'''
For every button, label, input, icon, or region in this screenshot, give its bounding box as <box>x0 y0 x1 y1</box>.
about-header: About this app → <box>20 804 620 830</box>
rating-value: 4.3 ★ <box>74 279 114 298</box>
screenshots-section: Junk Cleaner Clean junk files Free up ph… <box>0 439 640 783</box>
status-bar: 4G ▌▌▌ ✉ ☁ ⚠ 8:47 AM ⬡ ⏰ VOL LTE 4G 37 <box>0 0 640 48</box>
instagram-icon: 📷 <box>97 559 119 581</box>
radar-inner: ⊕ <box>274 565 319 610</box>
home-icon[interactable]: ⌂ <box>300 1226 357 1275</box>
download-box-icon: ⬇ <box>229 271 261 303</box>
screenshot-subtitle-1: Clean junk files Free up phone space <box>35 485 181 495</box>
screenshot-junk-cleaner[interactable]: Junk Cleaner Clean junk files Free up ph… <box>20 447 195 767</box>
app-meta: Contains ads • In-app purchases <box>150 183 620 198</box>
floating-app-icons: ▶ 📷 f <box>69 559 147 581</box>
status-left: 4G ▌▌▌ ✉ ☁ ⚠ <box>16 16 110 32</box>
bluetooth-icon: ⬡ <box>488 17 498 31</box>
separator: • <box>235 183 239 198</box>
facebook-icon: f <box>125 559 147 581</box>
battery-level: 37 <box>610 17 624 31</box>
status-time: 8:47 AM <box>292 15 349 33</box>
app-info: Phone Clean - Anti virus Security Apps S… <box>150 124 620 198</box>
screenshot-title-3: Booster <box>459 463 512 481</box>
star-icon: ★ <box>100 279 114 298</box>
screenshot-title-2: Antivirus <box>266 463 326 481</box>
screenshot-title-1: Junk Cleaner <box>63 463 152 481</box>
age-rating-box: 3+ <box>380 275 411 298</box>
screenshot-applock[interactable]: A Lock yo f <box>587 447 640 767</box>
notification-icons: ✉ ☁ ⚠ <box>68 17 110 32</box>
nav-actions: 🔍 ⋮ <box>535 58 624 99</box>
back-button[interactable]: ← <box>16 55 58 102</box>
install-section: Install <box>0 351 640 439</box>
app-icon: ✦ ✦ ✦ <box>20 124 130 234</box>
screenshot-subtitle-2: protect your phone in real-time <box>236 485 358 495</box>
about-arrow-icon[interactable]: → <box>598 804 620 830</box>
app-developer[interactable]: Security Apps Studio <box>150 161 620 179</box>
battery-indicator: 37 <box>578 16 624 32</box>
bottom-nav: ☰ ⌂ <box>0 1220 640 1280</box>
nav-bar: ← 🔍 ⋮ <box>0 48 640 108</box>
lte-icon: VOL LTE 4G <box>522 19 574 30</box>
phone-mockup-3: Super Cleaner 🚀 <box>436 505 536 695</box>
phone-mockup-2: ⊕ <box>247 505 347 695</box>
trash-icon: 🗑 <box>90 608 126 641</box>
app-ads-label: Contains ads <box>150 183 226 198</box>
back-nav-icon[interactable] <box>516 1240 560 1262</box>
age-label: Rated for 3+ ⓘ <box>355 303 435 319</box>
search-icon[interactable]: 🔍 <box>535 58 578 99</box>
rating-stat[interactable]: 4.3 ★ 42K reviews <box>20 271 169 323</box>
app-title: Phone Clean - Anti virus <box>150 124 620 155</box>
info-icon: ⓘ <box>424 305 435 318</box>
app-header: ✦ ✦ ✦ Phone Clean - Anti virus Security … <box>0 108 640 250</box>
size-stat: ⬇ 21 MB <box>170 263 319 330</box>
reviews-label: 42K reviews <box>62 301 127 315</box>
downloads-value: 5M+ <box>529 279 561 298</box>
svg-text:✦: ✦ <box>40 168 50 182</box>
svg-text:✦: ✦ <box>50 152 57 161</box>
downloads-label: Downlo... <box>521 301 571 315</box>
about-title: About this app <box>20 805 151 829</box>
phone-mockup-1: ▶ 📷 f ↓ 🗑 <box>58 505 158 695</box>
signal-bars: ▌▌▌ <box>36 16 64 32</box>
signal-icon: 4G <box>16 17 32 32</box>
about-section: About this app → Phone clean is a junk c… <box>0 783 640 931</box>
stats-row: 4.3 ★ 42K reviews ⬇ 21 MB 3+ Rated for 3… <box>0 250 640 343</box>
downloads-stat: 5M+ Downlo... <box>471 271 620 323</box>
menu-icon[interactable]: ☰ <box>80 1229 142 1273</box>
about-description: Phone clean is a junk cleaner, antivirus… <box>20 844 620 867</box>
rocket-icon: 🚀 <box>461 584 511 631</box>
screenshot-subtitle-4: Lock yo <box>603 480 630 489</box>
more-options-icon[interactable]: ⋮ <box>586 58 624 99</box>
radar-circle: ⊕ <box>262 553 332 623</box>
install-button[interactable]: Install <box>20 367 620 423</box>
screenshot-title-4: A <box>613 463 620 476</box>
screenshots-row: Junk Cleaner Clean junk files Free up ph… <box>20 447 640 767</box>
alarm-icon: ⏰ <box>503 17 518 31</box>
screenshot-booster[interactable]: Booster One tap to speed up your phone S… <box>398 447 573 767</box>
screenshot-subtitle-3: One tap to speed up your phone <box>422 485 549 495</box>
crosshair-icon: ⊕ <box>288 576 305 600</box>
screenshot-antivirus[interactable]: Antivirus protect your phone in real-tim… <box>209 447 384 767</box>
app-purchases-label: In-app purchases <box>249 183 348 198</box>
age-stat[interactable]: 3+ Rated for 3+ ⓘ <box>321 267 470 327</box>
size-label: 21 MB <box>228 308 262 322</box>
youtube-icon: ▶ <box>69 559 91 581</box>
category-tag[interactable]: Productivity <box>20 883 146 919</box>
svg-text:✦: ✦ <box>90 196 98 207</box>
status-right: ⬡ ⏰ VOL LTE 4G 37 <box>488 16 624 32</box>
'''
Filter the data above down to lines with the word "Lock", and copy them.

screenshot-applock[interactable]: A Lock yo f <box>587 447 640 767</box>
screenshot-subtitle-4: Lock yo <box>603 480 630 489</box>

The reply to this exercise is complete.